* WHAT YOU HAVE TO DO *
Pictures do not belong in your copy. Repeat all the other data exactly.
## START AVAILABLE DATA
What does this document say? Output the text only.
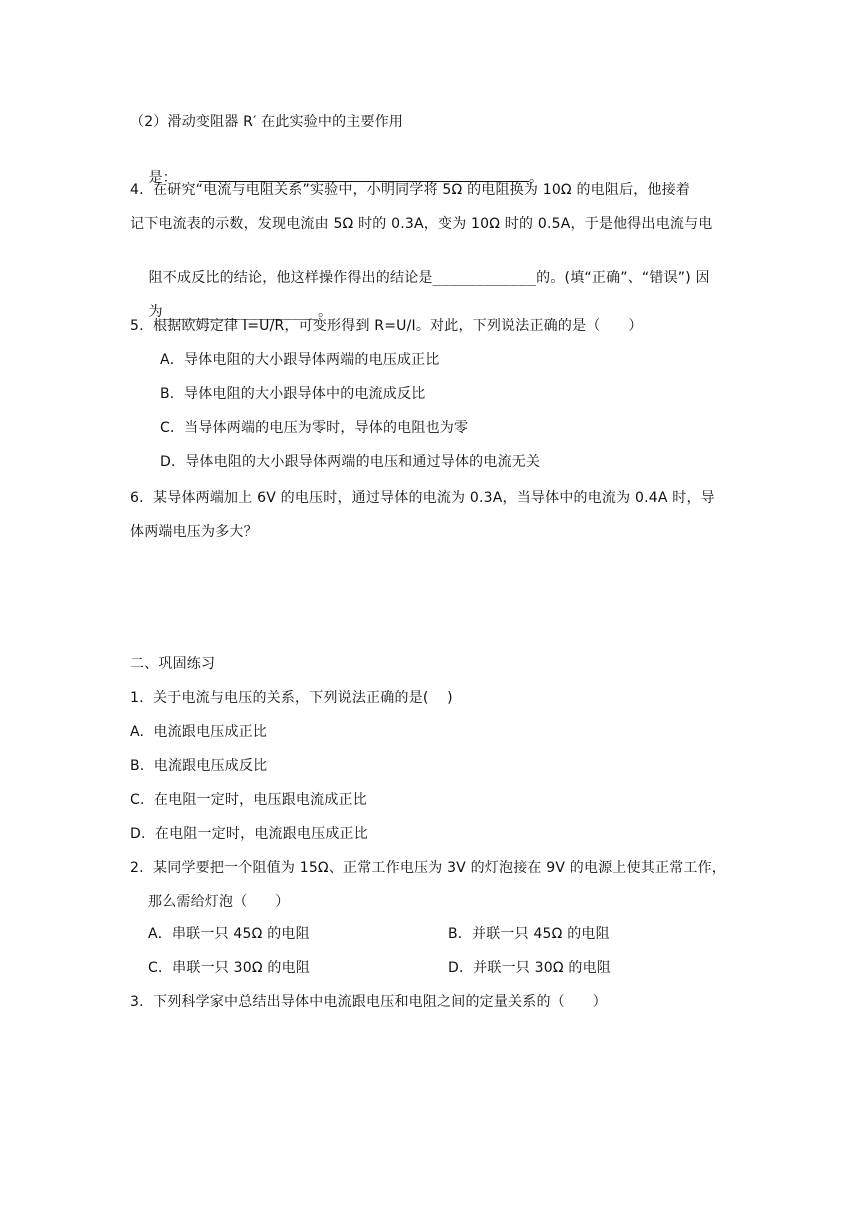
（2）滑动变阻器 R′ 在此实验中的主要作用

是：	。

4.  在研究“电流与电阻关系”实验中，小明同学将 5Ω 的电阻换为 10Ω 的电阻后，他接着
记下电流表的示数，发现电流由 5Ω 时的 0.3A，变为 10Ω 时的 0.5A，于是他得出电流与电

阻不成反比的结论，他这样操作得出的结论是____________的。(填“正确”、“错误”) 因

为__________________。

5.  根据欧姆定律 I=U/R，可变形得到 R=U/I。对此，下列说法正确的是（      ）
A．导体电阻的大小跟导体两端的电压成正比
B．导体电阻的大小跟导体中的电流成反比
C．当导体两端的电压为零时，导体的电阻也为零
D．导体电阻的大小跟导体两端的电压和通过导体的电流无关
6.  某导体两端加上 6V 的电压时，通过导体的电流为 0.3A，当导体中的电流为 0.4A 时，导
体两端电压为多大？
二、巩固练习
1.  关于电流与电压的关系，下列说法正确的是(    )
A.  电流跟电压成正比
B.  电流跟电压成反比
C.  在电阻一定时，电压跟电流成正比
D.  在电阻一定时，电流跟电压成正比
2.  某同学要把一个阻值为 15Ω、正常工作电压为 3V 的灯泡接在 9V 的电源上使其正常工作，
那么需给灯泡（      ）
A．串联一只 45Ω 的电阻	B．并联一只 45Ω 的电阻
C．串联一只 30Ω 的电阻	D．并联一只 30Ω 的电阻
3.  下列科学家中总结出导体中电流跟电压和电阻之间的定量关系的（      ）
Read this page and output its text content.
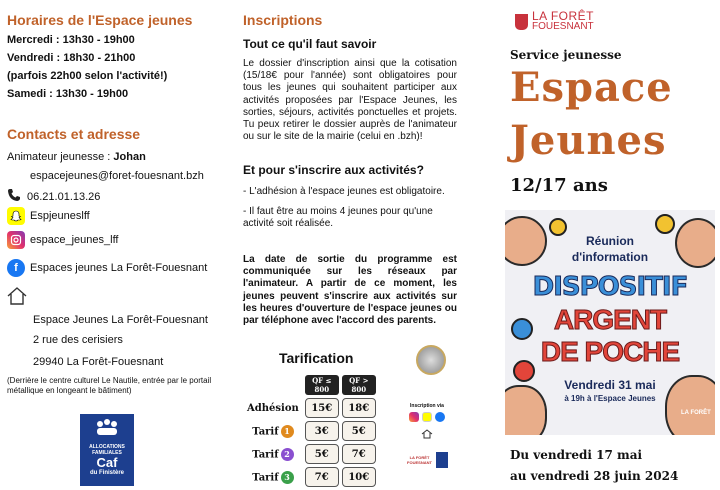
Horaires de l'Espace jeunes
Mercredi : 13h30 - 19h00
Vendredi : 18h30 - 21h00
(parfois 22h00 selon l'activité!)
Samedi : 13h30 - 19h00
Contacts et adresse
Animateur jeunesse : Johan
espacejeunes@foret-fouesnant.bzh
06.21.01.13.26
Espjeuneslff
espace_jeunes_lff
f	Espaces jeunes La Forêt-Fouesnant
Espace Jeunes La Forêt-Fouesnant
2 rue des cerisiers
29940 La Forêt-Fouesnant
(Derrière le centre culturel Le Nautile, entrée par le portail métallique en longeant le bâtiment)
ALLOCATIONS
FAMILIALES
Caf
du Finistère
Inscriptions
Tout ce qu'il faut savoir
Le dossier d'inscription ainsi que la cotisation (15/18€ pour l'année) sont obligatoires pour tous les jeunes qui souhaitent participer aux activités proposées par l'Espace Jeunes, les sorties, séjours, activités ponctuelles et projets. Tu peux retirer le dossier auprès de l'animateur ou sur le site de la mairie (celui en .bzh)!
Et pour s'inscrire aux activités?
- L'adhésion à l'espace jeunes est obligatoire.
- Il faut être au moins 4 jeunes pour qu'une activité soit réalisée.
La date de sortie du programme est communiquée sur les réseaux par l'animateur. A partir de ce moment, les jeunes peuvent s'inscrire aux activités sur les heures d'ouverture de l'espace jeunes ou par téléphone avec l'accord des parents.
Tarification
	QF ≤ 800	QF > 800
Adhésion	15€	18€
Tarif 1	3€	5€
Tarif 2	5€	7€
Tarif 3	7€	10€
Inscription via
LA FORÊT FOUESNANT
LA FORÊT
FOUESNANT
Service jeunesse
Espace
Jeunes
12/17 ans
Du vendredi 17 mai
au vendredi 28 juin 2024
Réunion
d'information
DISPOSITIF
ARGENT
DE POCHE
Vendredi 31 mai
à 19h à l'Espace Jeunes
LA FORÊT
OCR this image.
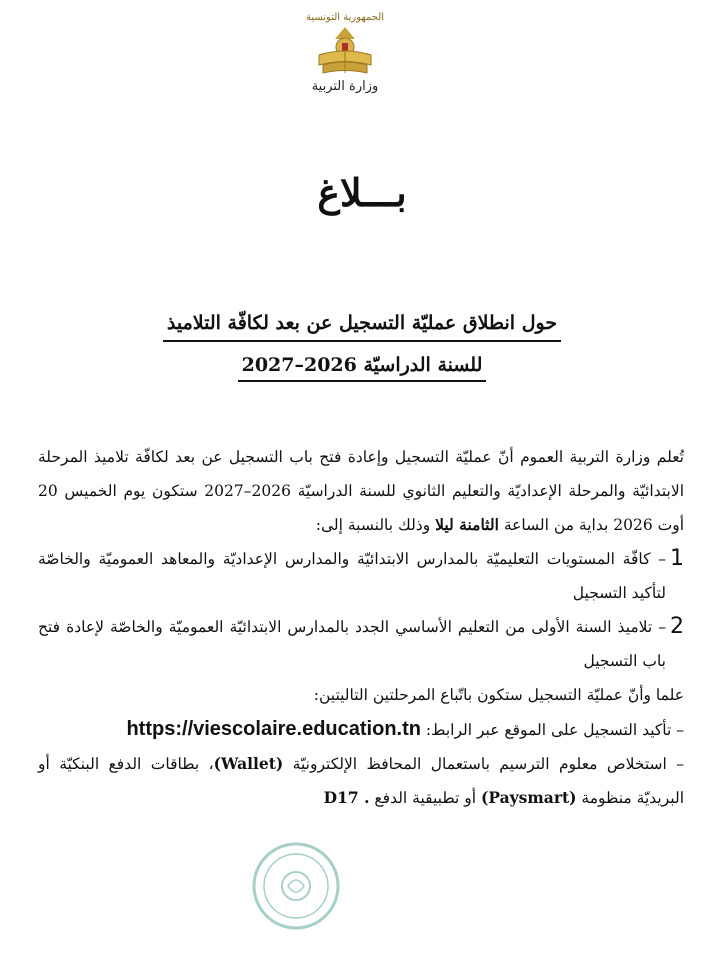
الجمهورية التونسية
وزارة التربية
بـــلاغ
حول انطلاق عمليّة التسجيل عن بعد لكافّة التلاميذ
للسنة الدراسيّة 2026–2027

تُعلم وزارة التربية العموم أنّ عمليّة التسجيل وإعادة فتح باب التسجيل عن بعد لكافّة تلاميذ المرحلة الابتدائيّة والمرحلة الإعداديّة والتعليم الثانوي للسنة الدراسيّة 2026–2027 ستكون يوم الخميس 20 أوت 2026 بداية من الساعة الثامنة ليلا وذلك بالنسبة إلى:

1
– كافّة المستويات التعليميّة بالمدارس الابتدائيّة والمدارس الإعداديّة والمعاهد العموميّة والخاصّة لتأكيد التسجيل
2
– تلاميذ السنة الأولى من التعليم الأساسي الجدد بالمدارس الابتدائيّة العموميّة والخاصّة لإعادة فتح باب التسجيل

علما وأنّ عمليّة التسجيل ستكون باتّباع المرحلتين التاليتين:

– تأكيد التسجيل على الموقع عبر الرابط: https://viescolaire.education.tn

– استخلاص معلوم الترسيم باستعمال المحافظ الإلكترونيّة (Wallet)، بطاقات الدفع البنكيّة أو البريديّة منظومة (Paysmart) أو تطبيقية الدفع D17 .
## END AVAILABLE DATA
* TASK RESPONSE *
What does this document say? Output the text only.
（2）滑动变阻器 R′ 在此实验中的主要作用

是：	。

4.  在研究“电流与电阻关系”实验中，小明同学将 5Ω 的电阻换为 10Ω 的电阻后，他接着
记下电流表的示数，发现电流由 5Ω 时的 0.3A，变为 10Ω 时的 0.5A，于是他得出电流与电

阻不成反比的结论，他这样操作得出的结论是____________的。(填“正确”、“错误”) 因

为__________________。

5.  根据欧姆定律 I=U/R，可变形得到 R=U/I。对此，下列说法正确的是（      ）
A．导体电阻的大小跟导体两端的电压成正比
B．导体电阻的大小跟导体中的电流成反比
C．当导体两端的电压为零时，导体的电阻也为零
D．导体电阻的大小跟导体两端的电压和通过导体的电流无关
6.  某导体两端加上 6V 的电压时，通过导体的电流为 0.3A，当导体中的电流为 0.4A 时，导
体两端电压为多大？
二、巩固练习
1.  关于电流与电压的关系，下列说法正确的是(    )
A.  电流跟电压成正比
B.  电流跟电压成反比
C.  在电阻一定时，电压跟电流成正比
D.  在电阻一定时，电流跟电压成正比
2.  某同学要把一个阻值为 15Ω、正常工作电压为 3V 的灯泡接在 9V 的电源上使其正常工作，
那么需给灯泡（      ）
A．串联一只 45Ω 的电阻	B．并联一只 45Ω 的电阻
C．串联一只 30Ω 的电阻	D．并联一只 30Ω 的电阻
3.  下列科学家中总结出导体中电流跟电压和电阻之间的定量关系的（      ）
Read this page and output its text content.
Horaires de l'Espace jeunes
Mercredi : 13h30 - 19h00
Vendredi : 18h30 - 21h00
(parfois 22h00 selon l'activité!)
Samedi : 13h30 - 19h00
Contacts et adresse
Animateur jeunesse : Johan
espacejeunes@foret-fouesnant.bzh
06.21.01.13.26
Espjeuneslff
espace_jeunes_lff
f	Espaces jeunes La Forêt-Fouesnant
Espace Jeunes La Forêt-Fouesnant
2 rue des cerisiers
29940 La Forêt-Fouesnant
(Derrière le centre culturel Le Nautile, entrée par le portail métallique en longeant le bâtiment)
ALLOCATIONS
FAMILIALES
Caf
du Finistère
Inscriptions
Tout ce qu'il faut savoir
Le dossier d'inscription ainsi que la cotisation (15/18€ pour l'année) sont obligatoires pour tous les jeunes qui souhaitent participer aux activités proposées par l'Espace Jeunes, les sorties, séjours, activités ponctuelles et projets. Tu peux retirer le dossier auprès de l'animateur ou sur le site de la mairie (celui en .bzh)!
Et pour s'inscrire aux activités?
- L'adhésion à l'espace jeunes est obligatoire.
- Il faut être au moins 4 jeunes pour qu'une activité soit réalisée.
La date de sortie du programme est communiquée sur les réseaux par l'animateur. A partir de ce moment, les jeunes peuvent s'inscrire aux activités sur les heures d'ouverture de l'espace jeunes ou par téléphone avec l'accord des parents.
Tarification
	QF ≤ 800	QF > 800
Adhésion	15€	18€
Tarif 1	3€	5€
Tarif 2	5€	7€
Tarif 3	7€	10€
Inscription via
LA FORÊT FOUESNANT
LA FORÊT
FOUESNANT
Service jeunesse
Espace
Jeunes
12/17 ans
Du vendredi 17 mai
au vendredi 28 juin 2024
Réunion
d'information
DISPOSITIF
ARGENT
DE POCHE
Vendredi 31 mai
à 19h à l'Espace Jeunes
LA FORÊT
OCR this image.
الجمهورية التونسية
وزارة التربية
بـــلاغ
حول انطلاق عمليّة التسجيل عن بعد لكافّة التلاميذ
للسنة الدراسيّة 2026–2027

تُعلم وزارة التربية العموم أنّ عمليّة التسجيل وإعادة فتح باب التسجيل عن بعد لكافّة تلاميذ المرحلة الابتدائيّة والمرحلة الإعداديّة والتعليم الثانوي للسنة الدراسيّة 2026–2027 ستكون يوم الخميس 20 أوت 2026 بداية من الساعة الثامنة ليلا وذلك بالنسبة إلى:

1
– كافّة المستويات التعليميّة بالمدارس الابتدائيّة والمدارس الإعداديّة والمعاهد العموميّة والخاصّة لتأكيد التسجيل
2
– تلاميذ السنة الأولى من التعليم الأساسي الجدد بالمدارس الابتدائيّة العموميّة والخاصّة لإعادة فتح باب التسجيل

علما وأنّ عمليّة التسجيل ستكون باتّباع المرحلتين التاليتين:

– تأكيد التسجيل على الموقع عبر الرابط: https://viescolaire.education.tn

– استخلاص معلوم الترسيم باستعمال المحافظ الإلكترونيّة (Wallet)، بطاقات الدفع البنكيّة أو البريديّة منظومة (Paysmart) أو تطبيقية الدفع D17 .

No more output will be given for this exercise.